Problem
Look through the material below. Copy each line that contains the string "orci".

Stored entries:
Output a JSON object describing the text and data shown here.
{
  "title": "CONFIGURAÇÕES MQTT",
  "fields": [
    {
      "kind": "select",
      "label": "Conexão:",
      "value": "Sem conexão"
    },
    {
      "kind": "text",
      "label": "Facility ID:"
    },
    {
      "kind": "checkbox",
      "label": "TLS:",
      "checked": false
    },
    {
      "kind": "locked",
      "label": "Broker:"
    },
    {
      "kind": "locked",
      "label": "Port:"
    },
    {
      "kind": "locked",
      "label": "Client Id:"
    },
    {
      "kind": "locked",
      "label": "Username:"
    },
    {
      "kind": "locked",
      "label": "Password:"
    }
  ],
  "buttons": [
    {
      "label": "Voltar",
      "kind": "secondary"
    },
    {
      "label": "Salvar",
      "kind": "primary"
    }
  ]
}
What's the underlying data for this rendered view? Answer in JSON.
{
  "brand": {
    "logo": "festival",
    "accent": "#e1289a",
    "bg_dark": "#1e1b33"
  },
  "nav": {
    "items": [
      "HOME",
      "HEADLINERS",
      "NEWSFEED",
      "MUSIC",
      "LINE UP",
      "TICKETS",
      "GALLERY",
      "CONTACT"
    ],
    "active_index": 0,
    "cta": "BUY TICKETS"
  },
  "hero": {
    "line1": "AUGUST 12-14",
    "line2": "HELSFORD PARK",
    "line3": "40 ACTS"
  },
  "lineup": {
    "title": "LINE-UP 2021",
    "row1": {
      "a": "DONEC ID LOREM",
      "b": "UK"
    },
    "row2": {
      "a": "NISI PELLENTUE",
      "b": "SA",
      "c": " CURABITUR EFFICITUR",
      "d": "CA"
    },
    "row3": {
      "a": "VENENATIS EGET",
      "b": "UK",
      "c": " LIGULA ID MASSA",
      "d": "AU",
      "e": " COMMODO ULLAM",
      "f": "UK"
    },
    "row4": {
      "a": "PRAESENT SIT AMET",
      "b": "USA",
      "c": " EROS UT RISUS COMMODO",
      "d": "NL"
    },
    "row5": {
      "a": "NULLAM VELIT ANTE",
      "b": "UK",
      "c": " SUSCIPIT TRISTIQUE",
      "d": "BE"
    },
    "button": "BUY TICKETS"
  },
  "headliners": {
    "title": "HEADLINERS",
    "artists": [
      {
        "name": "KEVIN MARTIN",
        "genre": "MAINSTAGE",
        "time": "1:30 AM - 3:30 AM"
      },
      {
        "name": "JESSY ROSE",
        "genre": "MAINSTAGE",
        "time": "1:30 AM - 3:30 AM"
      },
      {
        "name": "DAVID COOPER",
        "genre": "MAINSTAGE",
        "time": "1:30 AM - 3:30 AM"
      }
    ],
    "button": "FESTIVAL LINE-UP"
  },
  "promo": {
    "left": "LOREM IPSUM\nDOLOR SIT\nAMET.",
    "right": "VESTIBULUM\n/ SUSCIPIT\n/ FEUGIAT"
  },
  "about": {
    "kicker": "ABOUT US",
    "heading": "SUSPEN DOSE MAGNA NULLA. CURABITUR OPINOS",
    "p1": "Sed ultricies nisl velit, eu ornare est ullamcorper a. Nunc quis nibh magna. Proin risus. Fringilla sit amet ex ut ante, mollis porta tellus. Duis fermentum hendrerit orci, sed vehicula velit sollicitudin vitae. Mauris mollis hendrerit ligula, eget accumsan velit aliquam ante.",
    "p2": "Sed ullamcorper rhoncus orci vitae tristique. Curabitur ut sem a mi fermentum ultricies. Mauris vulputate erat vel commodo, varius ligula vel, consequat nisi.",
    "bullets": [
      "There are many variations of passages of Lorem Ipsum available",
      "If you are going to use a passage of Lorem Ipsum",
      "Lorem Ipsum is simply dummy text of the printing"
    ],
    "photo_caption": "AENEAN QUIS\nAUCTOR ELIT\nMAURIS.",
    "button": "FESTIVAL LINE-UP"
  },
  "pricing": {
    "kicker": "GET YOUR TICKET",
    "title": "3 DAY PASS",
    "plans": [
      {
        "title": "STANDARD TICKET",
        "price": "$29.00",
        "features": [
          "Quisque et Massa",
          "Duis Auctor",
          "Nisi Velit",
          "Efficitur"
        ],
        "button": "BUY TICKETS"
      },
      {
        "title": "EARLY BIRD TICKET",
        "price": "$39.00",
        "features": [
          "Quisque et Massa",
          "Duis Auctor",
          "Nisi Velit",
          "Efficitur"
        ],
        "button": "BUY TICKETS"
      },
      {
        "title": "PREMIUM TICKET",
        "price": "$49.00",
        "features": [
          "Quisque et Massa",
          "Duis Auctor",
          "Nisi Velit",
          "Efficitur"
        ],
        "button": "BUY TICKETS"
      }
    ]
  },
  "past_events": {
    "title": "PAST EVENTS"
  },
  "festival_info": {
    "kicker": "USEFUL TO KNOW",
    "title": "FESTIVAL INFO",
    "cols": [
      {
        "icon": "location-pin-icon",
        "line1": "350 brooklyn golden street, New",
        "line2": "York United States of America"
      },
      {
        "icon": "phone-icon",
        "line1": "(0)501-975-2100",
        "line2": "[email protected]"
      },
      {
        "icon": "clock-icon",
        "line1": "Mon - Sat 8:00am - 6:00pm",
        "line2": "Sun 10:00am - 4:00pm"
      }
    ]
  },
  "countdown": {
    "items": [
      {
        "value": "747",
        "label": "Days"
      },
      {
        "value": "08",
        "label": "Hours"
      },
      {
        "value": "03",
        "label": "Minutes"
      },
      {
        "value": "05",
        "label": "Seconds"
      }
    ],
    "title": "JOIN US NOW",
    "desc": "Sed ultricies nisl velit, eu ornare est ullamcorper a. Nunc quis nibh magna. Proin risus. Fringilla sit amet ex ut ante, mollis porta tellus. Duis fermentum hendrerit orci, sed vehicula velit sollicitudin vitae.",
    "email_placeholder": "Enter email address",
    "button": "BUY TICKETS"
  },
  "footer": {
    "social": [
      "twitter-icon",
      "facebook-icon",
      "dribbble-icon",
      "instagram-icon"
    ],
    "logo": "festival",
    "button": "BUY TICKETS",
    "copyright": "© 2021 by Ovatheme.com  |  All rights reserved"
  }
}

Written solution
    "p1": "Sed ultricies nisl velit, eu ornare est ullamcorper a. Nunc quis nibh magna. Proin risus. Fringilla sit amet ex ut ante, mollis porta tellus. Duis fermentum hendrerit orci, sed vehicula velit sollicitudin vitae. Mauris mollis hendrerit ligula, eget accumsan velit aliquam ante.",
    "p2": "Sed ullamcorper rhoncus orci vitae tristique. Curabitur ut sem a mi fermentum ultricies. Mauris vulputate erat vel commodo, varius ligula vel, consequat nisi.",
    "desc": "Sed ultricies nisl velit, eu ornare est ullamcorper a. Nunc quis nibh magna. Proin risus. Fringilla sit amet ex ut ante, mollis porta tellus. Duis fermentum hendrerit orci, sed vehicula velit sollicitudin vitae.",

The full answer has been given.